→ **Short problem**
Provide an exact reproduction of every entry.
┄┄┄┄┄┄┄┄┄┄
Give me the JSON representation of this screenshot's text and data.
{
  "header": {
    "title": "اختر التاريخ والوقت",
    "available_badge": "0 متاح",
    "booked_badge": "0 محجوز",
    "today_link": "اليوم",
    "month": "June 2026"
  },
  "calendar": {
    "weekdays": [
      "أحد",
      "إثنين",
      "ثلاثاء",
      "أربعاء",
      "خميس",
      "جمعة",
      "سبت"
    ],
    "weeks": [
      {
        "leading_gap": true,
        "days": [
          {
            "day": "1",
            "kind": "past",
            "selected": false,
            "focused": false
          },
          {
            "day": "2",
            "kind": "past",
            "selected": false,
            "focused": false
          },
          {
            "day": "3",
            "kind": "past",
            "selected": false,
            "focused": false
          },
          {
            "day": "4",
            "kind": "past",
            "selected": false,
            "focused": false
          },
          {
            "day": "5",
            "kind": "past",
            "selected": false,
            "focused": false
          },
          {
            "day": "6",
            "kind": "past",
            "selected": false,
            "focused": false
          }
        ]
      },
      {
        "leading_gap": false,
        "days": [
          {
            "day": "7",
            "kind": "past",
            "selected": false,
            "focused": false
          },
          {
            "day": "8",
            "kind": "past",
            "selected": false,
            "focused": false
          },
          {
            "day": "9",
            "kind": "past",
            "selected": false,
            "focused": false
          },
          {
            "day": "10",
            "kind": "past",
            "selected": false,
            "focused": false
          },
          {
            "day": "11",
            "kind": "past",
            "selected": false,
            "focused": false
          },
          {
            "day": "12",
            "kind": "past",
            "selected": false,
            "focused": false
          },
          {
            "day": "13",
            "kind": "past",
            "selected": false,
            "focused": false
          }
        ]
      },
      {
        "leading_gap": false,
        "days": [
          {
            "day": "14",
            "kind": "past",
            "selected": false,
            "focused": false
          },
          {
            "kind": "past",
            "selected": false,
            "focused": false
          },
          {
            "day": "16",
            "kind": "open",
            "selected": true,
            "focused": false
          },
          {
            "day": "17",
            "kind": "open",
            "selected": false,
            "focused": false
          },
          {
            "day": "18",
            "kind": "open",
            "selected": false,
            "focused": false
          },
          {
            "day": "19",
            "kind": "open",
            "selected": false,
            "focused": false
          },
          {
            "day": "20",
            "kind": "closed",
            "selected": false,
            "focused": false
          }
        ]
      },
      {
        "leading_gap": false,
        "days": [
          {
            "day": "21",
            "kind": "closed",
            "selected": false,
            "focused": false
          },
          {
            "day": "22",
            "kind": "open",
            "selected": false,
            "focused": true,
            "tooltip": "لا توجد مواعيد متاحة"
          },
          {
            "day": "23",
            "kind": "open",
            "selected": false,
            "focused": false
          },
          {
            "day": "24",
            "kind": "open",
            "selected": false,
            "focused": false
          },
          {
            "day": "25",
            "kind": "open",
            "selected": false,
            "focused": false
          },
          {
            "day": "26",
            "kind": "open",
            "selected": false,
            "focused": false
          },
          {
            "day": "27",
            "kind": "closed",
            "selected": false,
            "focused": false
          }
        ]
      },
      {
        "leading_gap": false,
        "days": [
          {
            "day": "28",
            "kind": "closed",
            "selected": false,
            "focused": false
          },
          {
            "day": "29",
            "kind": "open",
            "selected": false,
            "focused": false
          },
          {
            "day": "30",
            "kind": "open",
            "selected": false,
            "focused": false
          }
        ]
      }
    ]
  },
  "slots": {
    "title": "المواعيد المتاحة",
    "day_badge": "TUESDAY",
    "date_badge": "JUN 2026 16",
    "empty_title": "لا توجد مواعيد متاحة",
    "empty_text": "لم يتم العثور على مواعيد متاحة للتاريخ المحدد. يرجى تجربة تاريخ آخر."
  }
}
┄┄┄┄┄┄┄┄┄┄
→ **Solution to the exercise**
Give me the JSON representation of this screenshot's text and data.
{
  "header": {
    "title": "اختر التاريخ والوقت",
    "available_badge": "0 متاح",
    "booked_badge": "0 محجوز",
    "today_link": "اليوم",
    "month": "June 2026"
  },
  "calendar": {
    "weekdays": [
      "أحد",
      "إثنين",
      "ثلاثاء",
      "أربعاء",
      "خميس",
      "جمعة",
      "سبت"
    ],
    "weeks": [
      {
        "leading_gap": true,
        "days": [
          {
            "day": "1",
            "kind": "past",
            "selected": false,
            "focused": false
          },
          {
            "day": "2",
            "kind": "past",
            "selected": false,
            "focused": false
          },
          {
            "day": "3",
            "kind": "past",
            "selected": false,
            "focused": false
          },
          {
            "day": "4",
            "kind": "past",
            "selected": false,
            "focused": false
          },
          {
            "day": "5",
            "kind": "past",
            "selected": false,
            "focused": false
          },
          {
            "day": "6",
            "kind": "past",
            "selected": false,
            "focused": false
          }
        ]
      },
      {
        "leading_gap": false,
        "days": [
          {
            "day": "7",
            "kind": "past",
            "selected": false,
            "focused": false
          },
          {
            "day": "8",
            "kind": "past",
            "selected": false,
            "focused": false
          },
          {
            "day": "9",
            "kind": "past",
            "selected": false,
            "focused": false
          },
          {
            "day": "10",
            "kind": "past",
            "selected": false,
            "focused": false
          },
          {
            "day": "11",
            "kind": "past",
            "selected": false,
            "focused": false
          },
          {
            "day": "12",
            "kind": "past",
            "selected": false,
            "focused": false
          },
          {
            "day": "13",
            "kind": "past",
            "selected": false,
            "focused": false
          }
        ]
      },
      {
        "leading_gap": false,
        "days": [
          {
            "day": "14",
            "kind": "past",
            "selected": false,
            "focused": false
          },
          {
            "kind": "past",
            "selected": false,
            "focused": false
          },
          {
            "day": "16",
            "kind": "open",
            "selected": true,
            "focused": false
          },
          {
            "day": "17",
            "kind": "open",
            "selected": false,
            "focused": false
          },
          {
            "day": "18",
            "kind": "open",
            "selected": false,
            "focused": false
          },
          {
            "day": "19",
            "kind": "open",
            "selected": false,
            "focused": false
          },
          {
            "day": "20",
            "kind": "closed",
            "selected": false,
            "focused": false
          }
        ]
      },
      {
        "leading_gap": false,
        "days": [
          {
            "day": "21",
            "kind": "closed",
            "selected": false,
            "focused": false
          },
          {
            "day": "22",
            "kind": "open",
            "selected": false,
            "focused": true,
            "tooltip": "لا توجد مواعيد متاحة"
          },
          {
            "day": "23",
            "kind": "open",
            "selected": false,
            "focused": false
          },
          {
            "day": "24",
            "kind": "open",
            "selected": false,
            "focused": false
          },
          {
            "day": "25",
            "kind": "open",
            "selected": false,
            "focused": false
          },
          {
            "day": "26",
            "kind": "open",
            "selected": false,
            "focused": false
          },
          {
            "day": "27",
            "kind": "closed",
            "selected": false,
            "focused": false
          }
        ]
      },
      {
        "leading_gap": false,
        "days": [
          {
            "day": "28",
            "kind": "closed",
            "selected": false,
            "focused": false
          },
          {
            "day": "29",
            "kind": "open",
            "selected": false,
            "focused": false
          },
          {
            "day": "30",
            "kind": "open",
            "selected": false,
            "focused": false
          }
        ]
      }
    ]
  },
  "slots": {
    "title": "المواعيد المتاحة",
    "day_badge": "TUESDAY",
    "date_badge": "JUN 2026 16",
    "empty_title": "لا توجد مواعيد متاحة",
    "empty_text": "لم يتم العثور على مواعيد متاحة للتاريخ المحدد. يرجى تجربة تاريخ آخر."
  }
}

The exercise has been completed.